— Begin Records for processing —

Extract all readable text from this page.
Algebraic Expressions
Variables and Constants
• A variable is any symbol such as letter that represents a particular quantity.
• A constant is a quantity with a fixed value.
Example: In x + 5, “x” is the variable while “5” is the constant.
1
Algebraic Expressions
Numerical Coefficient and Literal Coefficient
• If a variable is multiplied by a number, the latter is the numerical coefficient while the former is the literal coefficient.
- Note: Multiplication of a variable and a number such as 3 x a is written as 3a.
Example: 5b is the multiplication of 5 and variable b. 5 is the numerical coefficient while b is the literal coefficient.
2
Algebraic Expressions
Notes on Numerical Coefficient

— End Records for processing —
— Begin Records for processing —

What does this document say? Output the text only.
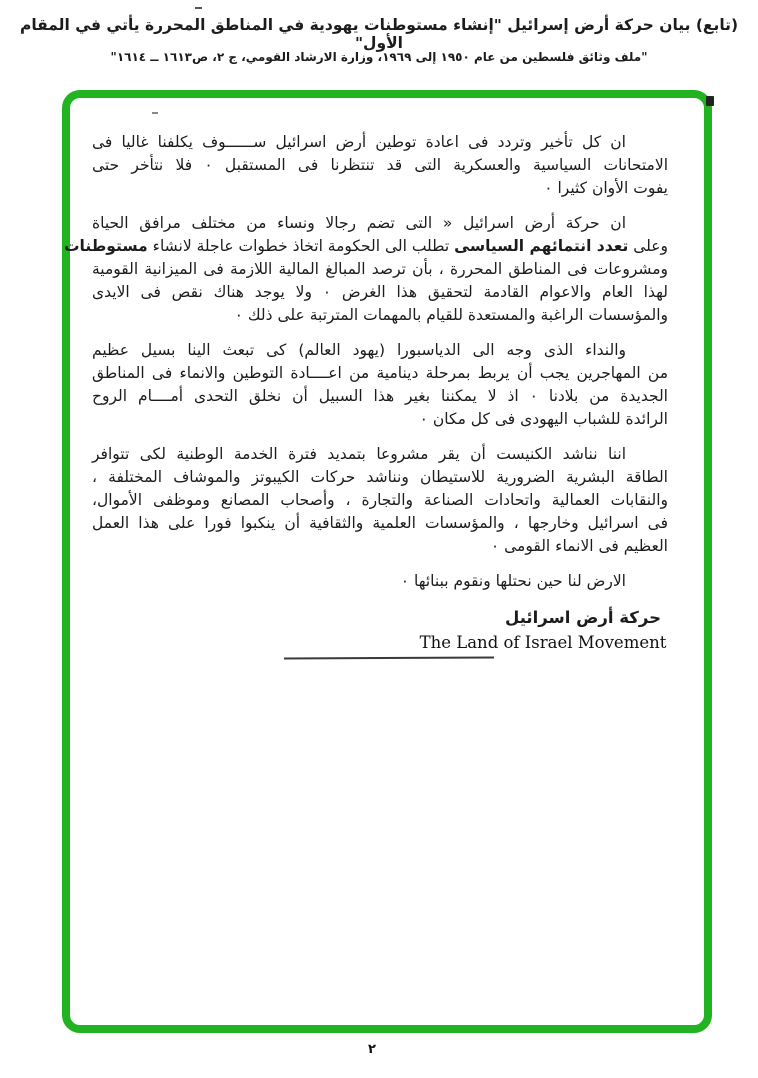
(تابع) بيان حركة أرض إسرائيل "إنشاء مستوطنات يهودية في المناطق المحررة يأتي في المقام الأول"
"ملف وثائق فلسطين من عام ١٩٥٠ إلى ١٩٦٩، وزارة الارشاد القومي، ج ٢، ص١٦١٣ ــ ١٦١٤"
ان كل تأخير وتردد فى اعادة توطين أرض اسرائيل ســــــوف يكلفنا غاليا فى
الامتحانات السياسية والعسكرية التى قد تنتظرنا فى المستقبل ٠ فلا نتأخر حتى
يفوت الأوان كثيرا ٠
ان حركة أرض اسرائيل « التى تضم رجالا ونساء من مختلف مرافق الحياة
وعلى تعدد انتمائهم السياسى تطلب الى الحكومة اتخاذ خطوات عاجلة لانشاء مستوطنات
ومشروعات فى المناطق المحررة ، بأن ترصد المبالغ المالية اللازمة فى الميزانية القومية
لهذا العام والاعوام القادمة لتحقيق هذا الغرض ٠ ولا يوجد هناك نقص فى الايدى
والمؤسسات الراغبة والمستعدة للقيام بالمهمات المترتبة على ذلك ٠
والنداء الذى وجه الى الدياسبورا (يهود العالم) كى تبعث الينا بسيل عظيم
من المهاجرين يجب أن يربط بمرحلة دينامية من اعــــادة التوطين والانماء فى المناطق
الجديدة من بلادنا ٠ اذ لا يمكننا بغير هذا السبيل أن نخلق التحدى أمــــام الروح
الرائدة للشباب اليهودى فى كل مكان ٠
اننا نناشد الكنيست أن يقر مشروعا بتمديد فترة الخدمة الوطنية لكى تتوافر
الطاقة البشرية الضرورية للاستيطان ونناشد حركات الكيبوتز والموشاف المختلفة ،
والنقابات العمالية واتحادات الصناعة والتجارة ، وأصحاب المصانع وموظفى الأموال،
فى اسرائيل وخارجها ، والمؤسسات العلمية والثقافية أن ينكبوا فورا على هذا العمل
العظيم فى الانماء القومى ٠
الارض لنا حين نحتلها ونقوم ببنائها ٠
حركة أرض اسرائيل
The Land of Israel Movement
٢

— End Records for processing —

• _Stated goal_
Extract every line from the records above that contains the word "quantity".

• _Answer to this task_
• A variable is any symbol such as letter that represents a particular quantity.
• A constant is a quantity with a fixed value.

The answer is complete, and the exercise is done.